— start RECORDS PROVIDED —

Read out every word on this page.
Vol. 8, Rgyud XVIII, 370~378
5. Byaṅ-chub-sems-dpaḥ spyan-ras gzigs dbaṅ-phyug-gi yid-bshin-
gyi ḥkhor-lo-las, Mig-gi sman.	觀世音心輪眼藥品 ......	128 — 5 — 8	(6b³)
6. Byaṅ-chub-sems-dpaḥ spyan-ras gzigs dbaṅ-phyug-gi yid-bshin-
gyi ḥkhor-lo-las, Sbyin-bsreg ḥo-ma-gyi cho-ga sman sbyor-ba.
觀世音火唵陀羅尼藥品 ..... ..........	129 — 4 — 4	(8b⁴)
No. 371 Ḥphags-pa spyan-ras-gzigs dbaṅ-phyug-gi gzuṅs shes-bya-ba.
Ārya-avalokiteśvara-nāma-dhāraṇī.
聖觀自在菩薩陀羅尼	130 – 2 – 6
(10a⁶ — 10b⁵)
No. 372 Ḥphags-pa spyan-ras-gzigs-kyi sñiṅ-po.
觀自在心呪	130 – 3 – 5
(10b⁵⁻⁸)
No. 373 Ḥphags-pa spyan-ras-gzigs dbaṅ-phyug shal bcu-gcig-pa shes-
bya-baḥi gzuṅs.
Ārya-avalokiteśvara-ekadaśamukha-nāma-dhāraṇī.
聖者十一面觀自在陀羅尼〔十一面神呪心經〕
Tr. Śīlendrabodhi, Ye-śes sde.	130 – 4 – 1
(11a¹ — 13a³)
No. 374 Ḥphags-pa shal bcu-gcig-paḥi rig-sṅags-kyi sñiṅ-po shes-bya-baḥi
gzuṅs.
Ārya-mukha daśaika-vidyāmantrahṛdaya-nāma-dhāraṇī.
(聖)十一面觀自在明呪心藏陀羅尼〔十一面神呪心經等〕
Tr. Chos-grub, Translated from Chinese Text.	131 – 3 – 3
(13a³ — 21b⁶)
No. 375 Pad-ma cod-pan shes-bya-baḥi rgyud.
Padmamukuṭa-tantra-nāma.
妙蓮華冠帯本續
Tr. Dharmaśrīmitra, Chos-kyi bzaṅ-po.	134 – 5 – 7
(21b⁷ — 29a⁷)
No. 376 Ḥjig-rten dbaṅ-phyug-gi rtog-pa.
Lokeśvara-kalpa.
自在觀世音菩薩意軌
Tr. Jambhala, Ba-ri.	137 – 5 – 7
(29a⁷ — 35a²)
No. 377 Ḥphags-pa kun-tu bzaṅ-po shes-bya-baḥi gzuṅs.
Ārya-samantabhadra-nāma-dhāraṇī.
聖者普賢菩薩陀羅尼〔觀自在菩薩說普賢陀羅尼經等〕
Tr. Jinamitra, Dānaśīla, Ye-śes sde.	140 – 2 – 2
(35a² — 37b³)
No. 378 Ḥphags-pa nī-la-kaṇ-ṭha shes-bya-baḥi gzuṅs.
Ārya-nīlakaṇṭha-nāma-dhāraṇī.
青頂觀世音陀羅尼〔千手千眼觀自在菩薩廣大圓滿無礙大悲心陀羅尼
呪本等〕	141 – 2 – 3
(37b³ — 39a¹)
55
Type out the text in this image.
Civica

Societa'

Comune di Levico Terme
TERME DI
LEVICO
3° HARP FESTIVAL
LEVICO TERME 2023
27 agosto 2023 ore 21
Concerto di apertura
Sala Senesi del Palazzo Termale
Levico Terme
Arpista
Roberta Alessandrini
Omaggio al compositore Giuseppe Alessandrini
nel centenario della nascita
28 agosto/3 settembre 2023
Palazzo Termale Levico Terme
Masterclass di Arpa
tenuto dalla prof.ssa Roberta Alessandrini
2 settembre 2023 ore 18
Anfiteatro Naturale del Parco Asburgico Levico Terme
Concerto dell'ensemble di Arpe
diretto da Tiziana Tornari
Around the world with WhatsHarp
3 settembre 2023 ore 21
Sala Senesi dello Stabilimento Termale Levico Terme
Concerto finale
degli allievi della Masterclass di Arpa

— end RECORDS PROVIDED —

PROBLEM: Among the records above, find each line holding the string "Ārya" and pull it out.

RESULT OF THE EXERCISE:
Ārya-avalokiteśvara-nāma-dhāraṇī.
Ārya-avalokiteśvara-ekadaśamukha-nāma-dhāraṇī.
Ārya-mukha daśaika-vidyāmantrahṛdaya-nāma-dhāraṇī.
Ārya-samantabhadra-nāma-dhāraṇī.
Ārya-nīlakaṇṭha-nāma-dhāraṇī.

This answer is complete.